Jump to content
While the thread author can add an update and reopen discussion, this thread was last posted in over a month ago. Want to continue the conversation? Feel free to start a new thread instead!

Recommended Posts

Posted (edited)

so all this week i couldn't stop looking at all the text notifications my ex sent me earlier. i couldn't resist to read what so had to say. so i read it and this is a summary of what she said

 

-after all the negative things you've just said to me, now i don't want it.

 

-you're a good person, but not to me. i'm not blaming you for the breakup.

 

-i didn't leave you to be with another guy, i want to be alone, and focus on my own life.

 

-if you really love me like you say you do, you'd be happy for me.

 

-i loved you, but fell out of love quickly, i have no attachment anymore.

 

-i wish you happiness too, and you will find another girl who will love you the way i cannot.

 

-please understand why i can't get back with you because my heart isn't there anymore.

 

-i appreciate what we had, because it was a lesson for both of us. i promise you'll find love again, with someone else.

 

-unfortunately, i can't have you in my life anymore.

 

-this will be my final words and goodbye. but i'd appreciate if you would give me your final statement.

 

 

so, i'm feeling the pain now, yet its bittersweet. so what should i do, should i tell her goodbye and write a farewell letter?? i planned just writing, and sending it. i wanted to tell her sorry i couldn't be the one for you. that i'm thankful to have had a relationship, and to wish her the best....

• • • •

## Stated problem
In the forum post, what reason did the ex give for leaving, other than not being with another guy?

## Data excerpt

• • • •

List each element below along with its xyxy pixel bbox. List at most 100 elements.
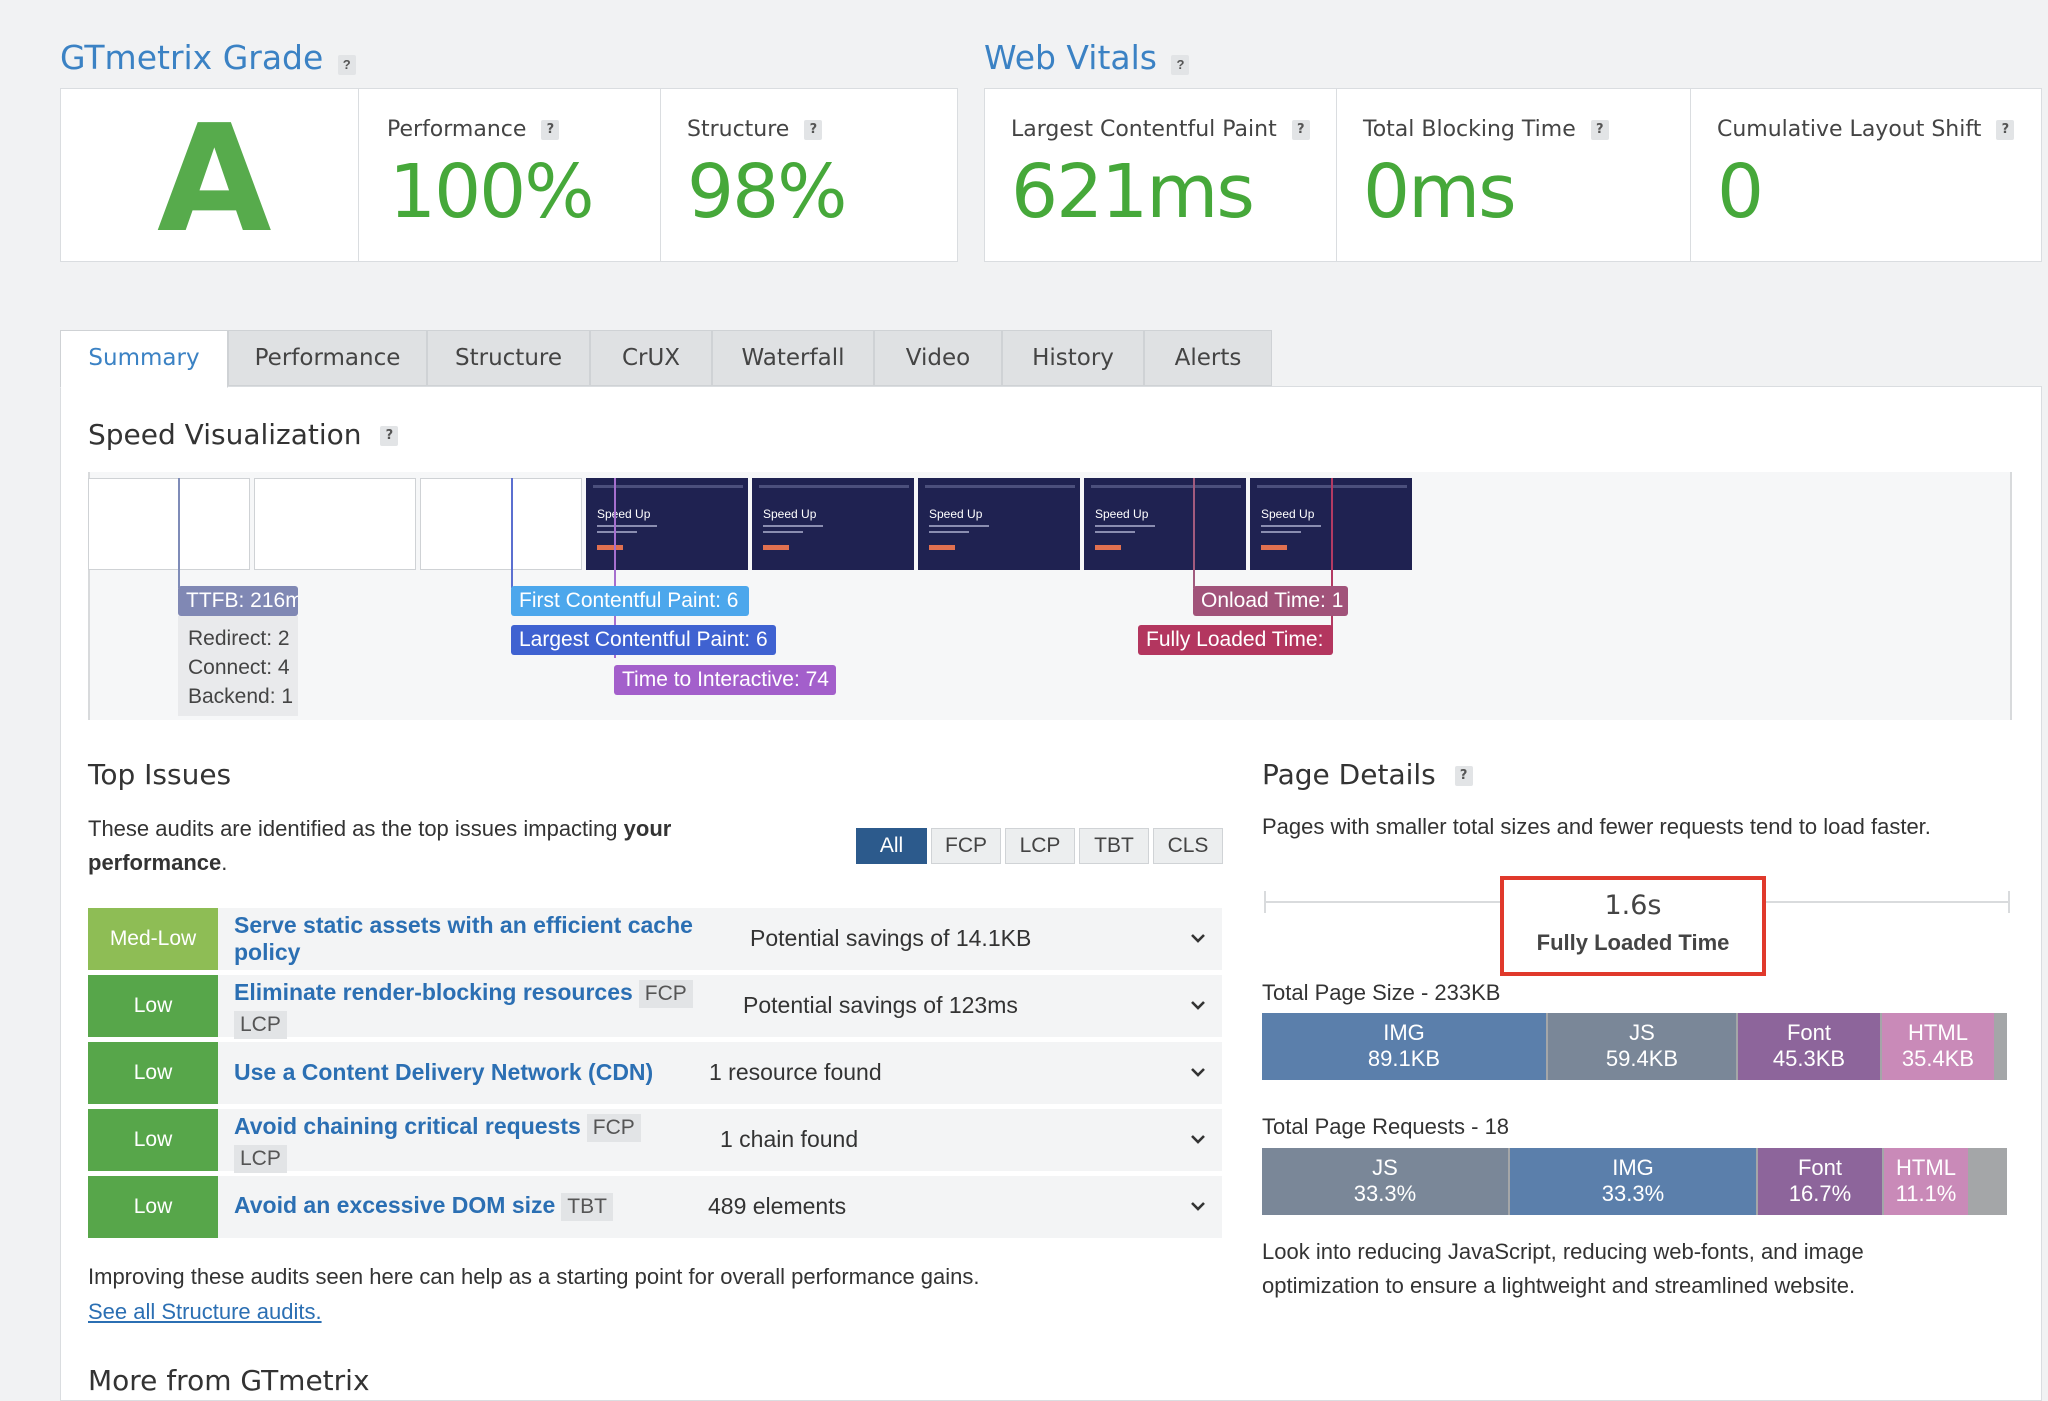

• • • •

## Problem solution
She wanted to be alone and focus on her own life.